Given task> What follows is a block of records; restate each one word for word.

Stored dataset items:
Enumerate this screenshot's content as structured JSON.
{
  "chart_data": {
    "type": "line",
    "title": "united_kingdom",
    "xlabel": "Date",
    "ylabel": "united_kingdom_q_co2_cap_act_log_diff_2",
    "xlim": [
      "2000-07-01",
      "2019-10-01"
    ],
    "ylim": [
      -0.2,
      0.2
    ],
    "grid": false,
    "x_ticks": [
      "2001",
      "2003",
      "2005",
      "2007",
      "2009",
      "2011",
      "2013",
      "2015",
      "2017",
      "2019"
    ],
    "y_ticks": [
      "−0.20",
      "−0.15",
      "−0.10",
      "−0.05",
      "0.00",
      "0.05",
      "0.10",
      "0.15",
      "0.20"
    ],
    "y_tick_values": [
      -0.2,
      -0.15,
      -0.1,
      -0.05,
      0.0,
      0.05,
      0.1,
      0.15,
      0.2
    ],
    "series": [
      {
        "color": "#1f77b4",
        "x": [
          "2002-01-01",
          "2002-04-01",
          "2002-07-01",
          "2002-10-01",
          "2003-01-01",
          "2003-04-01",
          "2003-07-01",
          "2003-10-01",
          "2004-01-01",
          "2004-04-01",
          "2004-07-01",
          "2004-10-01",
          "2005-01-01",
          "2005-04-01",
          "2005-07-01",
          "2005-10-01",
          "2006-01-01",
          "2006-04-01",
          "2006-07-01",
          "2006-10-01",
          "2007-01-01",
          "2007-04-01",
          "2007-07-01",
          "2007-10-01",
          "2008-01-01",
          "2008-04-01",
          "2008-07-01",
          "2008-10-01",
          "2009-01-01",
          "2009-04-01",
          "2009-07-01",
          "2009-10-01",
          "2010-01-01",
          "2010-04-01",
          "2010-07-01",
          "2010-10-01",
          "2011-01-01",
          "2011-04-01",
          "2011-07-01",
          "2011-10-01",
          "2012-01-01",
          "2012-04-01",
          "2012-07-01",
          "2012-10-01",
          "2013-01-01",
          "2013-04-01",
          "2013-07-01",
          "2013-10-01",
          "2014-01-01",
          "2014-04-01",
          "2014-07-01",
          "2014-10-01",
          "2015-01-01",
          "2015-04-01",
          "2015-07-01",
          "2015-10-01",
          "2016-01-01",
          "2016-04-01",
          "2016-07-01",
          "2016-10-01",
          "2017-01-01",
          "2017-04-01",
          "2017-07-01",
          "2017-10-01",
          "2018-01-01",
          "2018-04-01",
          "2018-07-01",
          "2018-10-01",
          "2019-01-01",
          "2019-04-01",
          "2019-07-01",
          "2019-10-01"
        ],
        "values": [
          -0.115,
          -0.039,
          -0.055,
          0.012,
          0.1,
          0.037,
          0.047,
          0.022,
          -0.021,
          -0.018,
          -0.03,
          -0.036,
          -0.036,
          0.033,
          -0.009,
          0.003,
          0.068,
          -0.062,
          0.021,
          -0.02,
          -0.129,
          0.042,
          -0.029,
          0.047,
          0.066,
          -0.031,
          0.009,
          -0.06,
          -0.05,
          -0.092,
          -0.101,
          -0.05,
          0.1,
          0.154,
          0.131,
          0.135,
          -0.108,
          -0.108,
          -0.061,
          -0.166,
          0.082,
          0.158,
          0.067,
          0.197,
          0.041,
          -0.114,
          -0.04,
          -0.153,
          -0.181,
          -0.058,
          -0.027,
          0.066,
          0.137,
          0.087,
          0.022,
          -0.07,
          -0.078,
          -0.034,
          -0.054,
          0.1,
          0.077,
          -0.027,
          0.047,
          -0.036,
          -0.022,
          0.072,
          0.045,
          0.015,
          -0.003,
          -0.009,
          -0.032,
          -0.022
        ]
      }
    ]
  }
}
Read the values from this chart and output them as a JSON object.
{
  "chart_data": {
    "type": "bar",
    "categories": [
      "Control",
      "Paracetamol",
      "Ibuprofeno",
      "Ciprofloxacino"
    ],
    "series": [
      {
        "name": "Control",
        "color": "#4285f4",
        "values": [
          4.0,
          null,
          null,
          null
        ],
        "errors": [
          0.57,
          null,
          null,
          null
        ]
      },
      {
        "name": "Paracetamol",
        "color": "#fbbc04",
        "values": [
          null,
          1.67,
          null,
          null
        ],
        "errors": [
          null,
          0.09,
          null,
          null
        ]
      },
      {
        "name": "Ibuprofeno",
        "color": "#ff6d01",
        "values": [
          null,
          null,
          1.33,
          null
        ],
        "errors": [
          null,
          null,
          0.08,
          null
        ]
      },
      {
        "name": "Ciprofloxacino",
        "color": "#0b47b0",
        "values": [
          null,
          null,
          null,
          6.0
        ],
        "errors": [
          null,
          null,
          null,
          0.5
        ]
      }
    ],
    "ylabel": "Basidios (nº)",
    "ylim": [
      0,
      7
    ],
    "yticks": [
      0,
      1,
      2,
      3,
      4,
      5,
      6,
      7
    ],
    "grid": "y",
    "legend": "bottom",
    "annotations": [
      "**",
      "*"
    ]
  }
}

Problem solution>
Enumerate this screenshot's content as structured JSON.
{
  "chart_data": {
    "type": "line",
    "title": "united_kingdom",
    "xlabel": "Date",
    "ylabel": "united_kingdom_q_co2_cap_act_log_diff_2",
    "xlim": [
      "2000-07-01",
      "2019-10-01"
    ],
    "ylim": [
      -0.2,
      0.2
    ],
    "grid": false,
    "x_ticks": [
      "2001",
      "2003",
      "2005",
      "2007",
      "2009",
      "2011",
      "2013",
      "2015",
      "2017",
      "2019"
    ],
    "y_ticks": [
      "−0.20",
      "−0.15",
      "−0.10",
      "−0.05",
      "0.00",
      "0.05",
      "0.10",
      "0.15",
      "0.20"
    ],
    "y_tick_values": [
      -0.2,
      -0.15,
      -0.1,
      -0.05,
      0.0,
      0.05,
      0.1,
      0.15,
      0.2
    ],
    "series": [
      {
        "color": "#1f77b4",
        "x": [
          "2002-01-01",
          "2002-04-01",
          "2002-07-01",
          "2002-10-01",
          "2003-01-01",
          "2003-04-01",
          "2003-07-01",
          "2003-10-01",
          "2004-01-01",
          "2004-04-01",
          "2004-07-01",
          "2004-10-01",
          "2005-01-01",
          "2005-04-01",
          "2005-07-01",
          "2005-10-01",
          "2006-01-01",
          "2006-04-01",
          "2006-07-01",
          "2006-10-01",
          "2007-01-01",
          "2007-04-01",
          "2007-07-01",
          "2007-10-01",
          "2008-01-01",
          "2008-04-01",
          "2008-07-01",
          "2008-10-01",
          "2009-01-01",
          "2009-04-01",
          "2009-07-01",
          "2009-10-01",
          "2010-01-01",
          "2010-04-01",
          "2010-07-01",
          "2010-10-01",
          "2011-01-01",
          "2011-04-01",
          "2011-07-01",
          "2011-10-01",
          "2012-01-01",
          "2012-04-01",
          "2012-07-01",
          "2012-10-01",
          "2013-01-01",
          "2013-04-01",
          "2013-07-01",
          "2013-10-01",
          "2014-01-01",
          "2014-04-01",
          "2014-07-01",
          "2014-10-01",
          "2015-01-01",
          "2015-04-01",
          "2015-07-01",
          "2015-10-01",
          "2016-01-01",
          "2016-04-01",
          "2016-07-01",
          "2016-10-01",
          "2017-01-01",
          "2017-04-01",
          "2017-07-01",
          "2017-10-01",
          "2018-01-01",
          "2018-04-01",
          "2018-07-01",
          "2018-10-01",
          "2019-01-01",
          "2019-04-01",
          "2019-07-01",
          "2019-10-01"
        ],
        "values": [
          -0.115,
          -0.039,
          -0.055,
          0.012,
          0.1,
          0.037,
          0.047,
          0.022,
          -0.021,
          -0.018,
          -0.03,
          -0.036,
          -0.036,
          0.033,
          -0.009,
          0.003,
          0.068,
          -0.062,
          0.021,
          -0.02,
          -0.129,
          0.042,
          -0.029,
          0.047,
          0.066,
          -0.031,
          0.009,
          -0.06,
          -0.05,
          -0.092,
          -0.101,
          -0.05,
          0.1,
          0.154,
          0.131,
          0.135,
          -0.108,
          -0.108,
          -0.061,
          -0.166,
          0.082,
          0.158,
          0.067,
          0.197,
          0.041,
          -0.114,
          -0.04,
          -0.153,
          -0.181,
          -0.058,
          -0.027,
          0.066,
          0.137,
          0.087,
          0.022,
          -0.07,
          -0.078,
          -0.034,
          -0.054,
          0.1,
          0.077,
          -0.027,
          0.047,
          -0.036,
          -0.022,
          0.072,
          0.045,
          0.015,
          -0.003,
          -0.009,
          -0.032,
          -0.022
        ]
      }
    ]
  }
}
Read the values from this chart and output them as a JSON object.
{
  "chart_data": {
    "type": "bar",
    "categories": [
      "Control",
      "Paracetamol",
      "Ibuprofeno",
      "Ciprofloxacino"
    ],
    "series": [
      {
        "name": "Control",
        "color": "#4285f4",
        "values": [
          4.0,
          null,
          null,
          null
        ],
        "errors": [
          0.57,
          null,
          null,
          null
        ]
      },
      {
        "name": "Paracetamol",
        "color": "#fbbc04",
        "values": [
          null,
          1.67,
          null,
          null
        ],
        "errors": [
          null,
          0.09,
          null,
          null
        ]
      },
      {
        "name": "Ibuprofeno",
        "color": "#ff6d01",
        "values": [
          null,
          null,
          1.33,
          null
        ],
        "errors": [
          null,
          null,
          0.08,
          null
        ]
      },
      {
        "name": "Ciprofloxacino",
        "color": "#0b47b0",
        "values": [
          null,
          null,
          null,
          6.0
        ],
        "errors": [
          null,
          null,
          null,
          0.5
        ]
      }
    ],
    "ylabel": "Basidios (nº)",
    "ylim": [
      0,
      7
    ],
    "yticks": [
      0,
      1,
      2,
      3,
      4,
      5,
      6,
      7
    ],
    "grid": "y",
    "legend": "bottom",
    "annotations": [
      "**",
      "*"
    ]
  }
}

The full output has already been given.